+++ ESTRATTO SELEZIONATO +++

Le operazioni del trasferimento dei naufraghi (184 recuperati da nave San Giorgio e 31 trasbordati da nave Durand de La Penne) terminarono nel primo pomeriggio del 29 dicembre, a conclusione delle quali si diede subito il via alla fase del rimorchio del “Norman Atlantic”.
Il 30 dicembre, con l’arrivo nel porto di Brindisi e l’ormeggio di nave San Giorgio, si concluse l’intervento della Marina, durante il quale la Forza armata mise in evidenza la propria vocazione a proiettare rapidamente preziose capacità per gestire al meglio situazioni critiche laddove esse si verifichino, e la versatilità di impiego anche in azioni non militari per dare un fondamentale contributo alla collettività in momenti di emergenze e di calamità naturali. Anche, e soprattutto, in quella occasione è venuta fuori una connotazione fondamentale della Marina Militare che – con l’impiego nelle operazioni della sua componente navale, aerea e sanitaria – ha espresso appieno la sua caratteristica expeditionary.

+++ MATERIALE FORNITO +++

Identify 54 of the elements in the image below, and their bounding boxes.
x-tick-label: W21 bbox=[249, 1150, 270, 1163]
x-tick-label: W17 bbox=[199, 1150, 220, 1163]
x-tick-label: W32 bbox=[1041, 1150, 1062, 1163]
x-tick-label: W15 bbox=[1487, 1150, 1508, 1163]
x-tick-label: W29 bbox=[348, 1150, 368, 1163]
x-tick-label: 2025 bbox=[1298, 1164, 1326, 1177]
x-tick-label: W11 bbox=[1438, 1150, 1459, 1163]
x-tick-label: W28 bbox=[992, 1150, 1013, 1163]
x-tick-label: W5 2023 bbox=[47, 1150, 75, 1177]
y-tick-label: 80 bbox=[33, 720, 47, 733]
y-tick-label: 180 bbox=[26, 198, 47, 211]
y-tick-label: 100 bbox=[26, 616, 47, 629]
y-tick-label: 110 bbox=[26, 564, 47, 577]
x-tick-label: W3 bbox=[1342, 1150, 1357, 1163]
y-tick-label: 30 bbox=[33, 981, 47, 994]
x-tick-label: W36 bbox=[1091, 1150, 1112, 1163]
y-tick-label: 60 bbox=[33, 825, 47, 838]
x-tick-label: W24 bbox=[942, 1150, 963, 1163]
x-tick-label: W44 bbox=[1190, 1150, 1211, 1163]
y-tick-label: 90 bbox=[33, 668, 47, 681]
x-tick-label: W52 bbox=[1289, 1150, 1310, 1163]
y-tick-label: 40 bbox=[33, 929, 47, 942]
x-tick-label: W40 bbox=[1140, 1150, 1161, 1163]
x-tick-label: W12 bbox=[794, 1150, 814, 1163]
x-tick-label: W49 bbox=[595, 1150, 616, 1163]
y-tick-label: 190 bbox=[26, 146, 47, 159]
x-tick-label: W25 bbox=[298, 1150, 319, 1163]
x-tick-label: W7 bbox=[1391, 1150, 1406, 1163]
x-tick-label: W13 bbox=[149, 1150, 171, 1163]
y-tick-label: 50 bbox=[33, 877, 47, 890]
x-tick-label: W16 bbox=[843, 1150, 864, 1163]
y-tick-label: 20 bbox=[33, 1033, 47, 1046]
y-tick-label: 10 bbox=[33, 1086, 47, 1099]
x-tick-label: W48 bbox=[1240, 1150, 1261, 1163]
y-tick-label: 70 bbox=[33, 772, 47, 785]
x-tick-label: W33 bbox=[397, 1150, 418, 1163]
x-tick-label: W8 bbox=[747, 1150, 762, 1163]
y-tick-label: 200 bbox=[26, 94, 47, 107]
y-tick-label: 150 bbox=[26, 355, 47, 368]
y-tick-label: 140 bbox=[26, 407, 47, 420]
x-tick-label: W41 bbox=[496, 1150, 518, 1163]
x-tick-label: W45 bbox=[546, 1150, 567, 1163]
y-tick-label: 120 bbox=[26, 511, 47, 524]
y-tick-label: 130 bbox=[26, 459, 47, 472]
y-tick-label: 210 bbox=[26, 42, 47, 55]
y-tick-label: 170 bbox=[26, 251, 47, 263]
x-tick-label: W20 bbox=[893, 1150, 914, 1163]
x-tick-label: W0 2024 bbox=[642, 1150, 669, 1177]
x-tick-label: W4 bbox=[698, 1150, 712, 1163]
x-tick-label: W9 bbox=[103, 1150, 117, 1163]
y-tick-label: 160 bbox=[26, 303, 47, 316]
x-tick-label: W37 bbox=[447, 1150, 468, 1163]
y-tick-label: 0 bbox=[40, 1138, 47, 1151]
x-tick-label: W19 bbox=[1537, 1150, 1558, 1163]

+++

- [COMPITO 1]
Rispondi a queste domande sull'estratto:
(a) Quanti naufraghi furono recuperati da nave San Giorgio?
(b) In quale porto arrivò nave San Giorgio il 30 dicembre?
(c) Quale caratteristica della Marina Militare risulta espressa appieno nell'occasione?
- [COMPITO 2] Ripeti parola per parola il passo dell'estratto che comincia con "Il 30 dicembre, con" e prosegue fino a "sua caratteristica expeditionary.".
Per rispondere usa soltanto l'estratto.

- [RISPOSTA COMPLETA 1]
(a) 184.
(b) Brindisi.
(c) La caratteristica expeditionary.

- [RISPOSTA COMPLETA 2]
Il 30 dicembre, con l’arrivo nel porto di Brindisi e l’ormeggio di nave San Giorgio, si concluse l’intervento della Marina, durante il quale la Forza armata mise in evidenza la propria vocazione a proiettare rapidamente preziose capacità per gestire al meglio situazioni critiche laddove esse si verifichino, e la versatilità di impiego anche in azioni non militari per dare un fondamentale contributo alla collettività in momenti di emergenze e di calamità naturali. Anche, e soprattutto, in quella occasione è venuta fuori una connotazione fondamentale della Marina Militare che – con l’impiego nelle operazioni della sua componente navale, aerea e sanitaria – ha espresso appieno la sua caratteristica expeditionary.